=== Selected text ===

LOS ANGELES, Aug. 4, 2017 /PRNewswire/ -- Sixty-nine percent of employers believe that most of their employees could work to age 65 and still not save enough to meet their retirement needs, a disturbing finding given the vital societal role that employers play in helping workers save, plan, and prepare for retirement, according to a study released today by nonprofit Transamerica Center for Retirement Studies® (TCRS), All About Retirement: An Employer Survey.
As part of its 17th Annual Retirement Survey, TCRS interviewed more than 1,800 for-profit employers with five or more employees to understand their views on their employees' future retirement. They were asked when and how they believe their employees envision retiring, the extent to which they have business practices to support them, and the current state of retirement benefits offered.
The survey findings reveal four opportunities in which employers can help improve retirement security among workers:
#1. Be an Aging-Friendly Employer
"With Generation Z's coming of age, we will soon have five generations in the workforce, an exciting and extraordinary opportunity to foster innovation through inter-generational collaborations with exchanges of knowledge, experience, and ideas," said Catherine Collinson, president of TCRS.
Most employers (71 percent) consider themselves to be "aging-friendly" by offering opportunities, work arrangements, and training and tools for employees of all ages to be successful. However, the survey findings show that some employers may not be as aging-friendly as they think they are.

===

→ **What to work on**:
Please answer these questions from the retirement survey release:
1. What percentage of employers believe most of their employees could work to age 65 and still not save enough for retirement?
2. How many employers did TCRS interview for the survey?
3. What percentage of employers consider themselves "aging-friendly"?
You won't need the listing after this release.

=== Recorded data ===

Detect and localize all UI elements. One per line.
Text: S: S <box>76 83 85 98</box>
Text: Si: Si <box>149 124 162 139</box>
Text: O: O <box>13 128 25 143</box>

===

→ **Task response**:
1. Sixty-nine percent
2. More than 1,800 for-profit employers with five or more employees
3. 71 percent